* [Goal]
Go through the data below and gather each line containing "проскока".

* [Extracted entries]
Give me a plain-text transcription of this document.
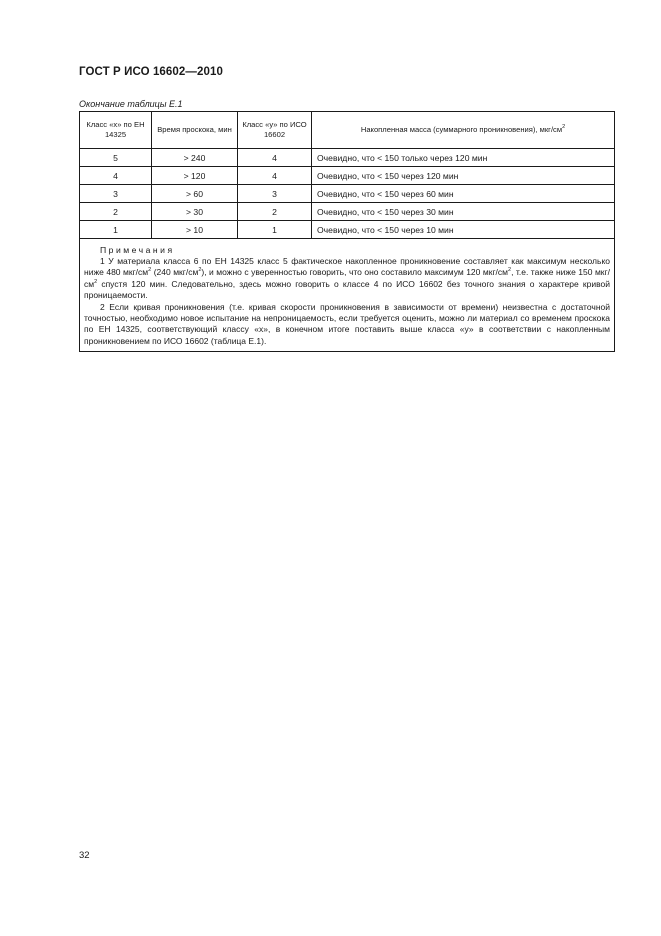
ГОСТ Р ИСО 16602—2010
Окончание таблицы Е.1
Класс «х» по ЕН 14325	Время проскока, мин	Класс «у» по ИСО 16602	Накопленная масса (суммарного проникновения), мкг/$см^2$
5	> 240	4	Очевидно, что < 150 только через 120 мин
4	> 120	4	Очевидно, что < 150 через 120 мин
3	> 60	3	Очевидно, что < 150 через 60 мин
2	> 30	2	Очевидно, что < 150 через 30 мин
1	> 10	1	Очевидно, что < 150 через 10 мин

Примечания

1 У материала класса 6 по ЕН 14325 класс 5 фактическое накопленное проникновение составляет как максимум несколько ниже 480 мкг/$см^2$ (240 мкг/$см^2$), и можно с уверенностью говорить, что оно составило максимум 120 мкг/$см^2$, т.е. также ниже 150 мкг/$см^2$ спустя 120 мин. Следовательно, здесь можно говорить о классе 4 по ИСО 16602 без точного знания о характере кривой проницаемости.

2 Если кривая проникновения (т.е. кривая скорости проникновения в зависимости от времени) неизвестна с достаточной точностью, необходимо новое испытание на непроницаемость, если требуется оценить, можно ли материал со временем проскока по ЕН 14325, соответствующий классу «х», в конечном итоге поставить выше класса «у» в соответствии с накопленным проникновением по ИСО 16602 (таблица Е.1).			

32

---

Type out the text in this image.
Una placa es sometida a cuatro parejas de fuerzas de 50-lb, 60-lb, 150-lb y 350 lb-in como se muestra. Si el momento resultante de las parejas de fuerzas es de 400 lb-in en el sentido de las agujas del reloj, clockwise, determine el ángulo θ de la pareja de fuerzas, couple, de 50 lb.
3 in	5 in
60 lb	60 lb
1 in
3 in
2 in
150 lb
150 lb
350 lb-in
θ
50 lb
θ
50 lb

* [Answer in full]
Класс «х» по ЕН 14325	Время проскока, мин	Класс «у» по ИСО 16602	Накопленная масса (суммарного проникновения), мкг/$см^2$
2 Если кривая проникновения (т.е. кривая скорости проникновения в зависимости от времени) неизвестна с достаточной точностью, необходимо новое испытание на непроницаемость, если требуется оценить, можно ли материал со временем проскока по ЕН 14325, соответствующий классу «х», в конечном итоге поставить выше класса «у» в соответствии с накопленным проникновением по ИСО 16602 (таблица Е.1).			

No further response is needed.